(Dataset listings of figures)

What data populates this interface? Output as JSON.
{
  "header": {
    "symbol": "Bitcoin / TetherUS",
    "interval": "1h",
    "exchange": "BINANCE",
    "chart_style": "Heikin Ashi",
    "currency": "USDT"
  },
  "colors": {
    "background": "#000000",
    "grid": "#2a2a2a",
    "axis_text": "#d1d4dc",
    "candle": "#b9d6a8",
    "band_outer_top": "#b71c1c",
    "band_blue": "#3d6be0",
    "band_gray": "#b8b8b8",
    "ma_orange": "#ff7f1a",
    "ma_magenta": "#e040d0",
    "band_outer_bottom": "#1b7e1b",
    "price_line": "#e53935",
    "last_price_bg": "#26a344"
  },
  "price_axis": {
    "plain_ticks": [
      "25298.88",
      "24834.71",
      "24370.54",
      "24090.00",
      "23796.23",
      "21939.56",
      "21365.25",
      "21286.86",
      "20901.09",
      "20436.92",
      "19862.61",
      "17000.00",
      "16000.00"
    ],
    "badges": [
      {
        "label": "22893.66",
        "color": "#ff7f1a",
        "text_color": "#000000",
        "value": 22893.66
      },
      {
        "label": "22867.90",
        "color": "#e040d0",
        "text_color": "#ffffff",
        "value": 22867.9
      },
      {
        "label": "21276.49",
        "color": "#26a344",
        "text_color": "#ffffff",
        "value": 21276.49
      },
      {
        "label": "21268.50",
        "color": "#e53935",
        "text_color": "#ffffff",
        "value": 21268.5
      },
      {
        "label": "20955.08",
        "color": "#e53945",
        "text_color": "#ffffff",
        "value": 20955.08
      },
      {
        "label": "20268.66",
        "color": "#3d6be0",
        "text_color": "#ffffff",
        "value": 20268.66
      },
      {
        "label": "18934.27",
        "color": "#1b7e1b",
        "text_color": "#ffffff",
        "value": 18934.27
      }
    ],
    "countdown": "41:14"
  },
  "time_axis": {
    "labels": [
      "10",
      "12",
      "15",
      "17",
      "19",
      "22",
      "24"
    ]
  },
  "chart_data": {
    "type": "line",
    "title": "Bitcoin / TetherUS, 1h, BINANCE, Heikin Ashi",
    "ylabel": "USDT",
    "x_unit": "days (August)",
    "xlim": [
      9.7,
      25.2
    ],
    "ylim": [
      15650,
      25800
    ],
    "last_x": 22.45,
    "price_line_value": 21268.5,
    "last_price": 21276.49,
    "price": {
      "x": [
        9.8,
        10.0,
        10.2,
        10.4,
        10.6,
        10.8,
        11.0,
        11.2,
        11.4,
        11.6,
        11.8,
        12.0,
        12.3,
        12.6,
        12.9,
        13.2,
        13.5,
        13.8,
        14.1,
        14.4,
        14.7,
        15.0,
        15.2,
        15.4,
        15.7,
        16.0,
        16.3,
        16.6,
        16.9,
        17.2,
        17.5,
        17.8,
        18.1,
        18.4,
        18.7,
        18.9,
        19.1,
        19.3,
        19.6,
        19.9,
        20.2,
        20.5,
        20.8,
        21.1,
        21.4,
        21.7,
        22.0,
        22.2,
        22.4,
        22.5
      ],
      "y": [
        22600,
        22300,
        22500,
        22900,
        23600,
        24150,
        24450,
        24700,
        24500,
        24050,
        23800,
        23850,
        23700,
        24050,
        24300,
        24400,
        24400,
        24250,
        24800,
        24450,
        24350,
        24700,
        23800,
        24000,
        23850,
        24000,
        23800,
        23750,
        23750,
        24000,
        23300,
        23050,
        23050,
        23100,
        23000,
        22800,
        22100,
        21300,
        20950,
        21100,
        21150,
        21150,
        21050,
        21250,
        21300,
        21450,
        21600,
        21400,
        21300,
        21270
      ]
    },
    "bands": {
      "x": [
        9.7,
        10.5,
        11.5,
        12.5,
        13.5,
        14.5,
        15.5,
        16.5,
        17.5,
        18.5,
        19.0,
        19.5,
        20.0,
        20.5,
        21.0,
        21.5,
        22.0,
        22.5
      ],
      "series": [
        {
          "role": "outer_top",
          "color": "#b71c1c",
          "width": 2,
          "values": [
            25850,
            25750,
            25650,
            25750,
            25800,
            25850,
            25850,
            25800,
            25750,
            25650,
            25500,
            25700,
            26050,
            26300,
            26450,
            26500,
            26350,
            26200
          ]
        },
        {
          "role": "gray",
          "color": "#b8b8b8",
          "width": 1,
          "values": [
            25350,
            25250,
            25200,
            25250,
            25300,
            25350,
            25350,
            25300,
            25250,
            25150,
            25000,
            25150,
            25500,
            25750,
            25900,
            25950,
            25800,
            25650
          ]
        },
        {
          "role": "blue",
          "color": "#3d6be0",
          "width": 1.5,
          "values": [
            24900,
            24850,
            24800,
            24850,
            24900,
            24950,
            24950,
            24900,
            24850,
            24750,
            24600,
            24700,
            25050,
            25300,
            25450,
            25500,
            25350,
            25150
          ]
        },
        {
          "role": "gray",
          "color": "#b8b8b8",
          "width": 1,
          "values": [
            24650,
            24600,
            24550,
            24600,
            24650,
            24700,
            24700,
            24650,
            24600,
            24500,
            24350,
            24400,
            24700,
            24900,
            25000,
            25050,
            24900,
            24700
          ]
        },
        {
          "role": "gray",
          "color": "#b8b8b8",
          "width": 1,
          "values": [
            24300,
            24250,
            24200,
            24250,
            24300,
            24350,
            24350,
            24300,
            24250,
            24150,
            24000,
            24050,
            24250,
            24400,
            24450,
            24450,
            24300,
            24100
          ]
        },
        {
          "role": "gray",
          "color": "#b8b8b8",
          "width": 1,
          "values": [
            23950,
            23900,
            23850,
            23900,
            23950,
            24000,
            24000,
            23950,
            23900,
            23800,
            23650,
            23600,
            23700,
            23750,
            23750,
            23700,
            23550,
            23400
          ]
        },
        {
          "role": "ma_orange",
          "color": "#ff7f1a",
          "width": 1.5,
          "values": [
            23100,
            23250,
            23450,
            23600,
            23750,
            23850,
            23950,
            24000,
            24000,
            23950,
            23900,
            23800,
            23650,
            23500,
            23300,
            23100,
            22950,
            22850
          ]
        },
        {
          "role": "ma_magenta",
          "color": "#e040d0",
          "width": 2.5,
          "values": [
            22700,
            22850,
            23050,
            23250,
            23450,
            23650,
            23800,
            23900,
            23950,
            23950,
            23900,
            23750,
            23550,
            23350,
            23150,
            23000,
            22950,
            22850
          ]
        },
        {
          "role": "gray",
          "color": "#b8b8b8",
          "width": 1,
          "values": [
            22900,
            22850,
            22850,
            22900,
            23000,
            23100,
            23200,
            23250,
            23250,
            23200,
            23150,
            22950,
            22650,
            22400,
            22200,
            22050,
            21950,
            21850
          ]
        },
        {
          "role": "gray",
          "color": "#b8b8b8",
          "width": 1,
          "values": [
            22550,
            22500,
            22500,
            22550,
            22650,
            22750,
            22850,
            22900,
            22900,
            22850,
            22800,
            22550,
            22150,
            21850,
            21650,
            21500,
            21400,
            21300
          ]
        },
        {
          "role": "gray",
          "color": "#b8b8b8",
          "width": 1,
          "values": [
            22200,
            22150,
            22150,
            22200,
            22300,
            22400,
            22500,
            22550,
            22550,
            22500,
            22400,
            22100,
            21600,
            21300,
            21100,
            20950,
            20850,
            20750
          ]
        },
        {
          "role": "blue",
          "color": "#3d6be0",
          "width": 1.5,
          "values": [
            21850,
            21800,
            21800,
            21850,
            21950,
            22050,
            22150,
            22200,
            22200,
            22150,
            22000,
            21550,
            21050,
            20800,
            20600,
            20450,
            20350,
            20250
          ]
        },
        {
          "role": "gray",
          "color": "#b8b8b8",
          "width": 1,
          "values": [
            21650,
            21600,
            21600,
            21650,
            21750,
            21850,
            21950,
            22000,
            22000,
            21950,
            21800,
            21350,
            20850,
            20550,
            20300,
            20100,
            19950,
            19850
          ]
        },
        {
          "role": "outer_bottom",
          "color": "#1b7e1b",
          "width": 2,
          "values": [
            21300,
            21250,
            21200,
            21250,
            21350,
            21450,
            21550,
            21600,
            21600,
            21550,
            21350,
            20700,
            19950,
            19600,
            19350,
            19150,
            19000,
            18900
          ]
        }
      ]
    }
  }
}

_YOUR OBJECTIVE_
From the data, collect all lines where the string "Ashi" appears.

_EXPECTED OUTPUT_
    "chart_style": "Heikin Ashi",
    "title": "Bitcoin / TetherUS, 1h, BINANCE, Heikin Ashi",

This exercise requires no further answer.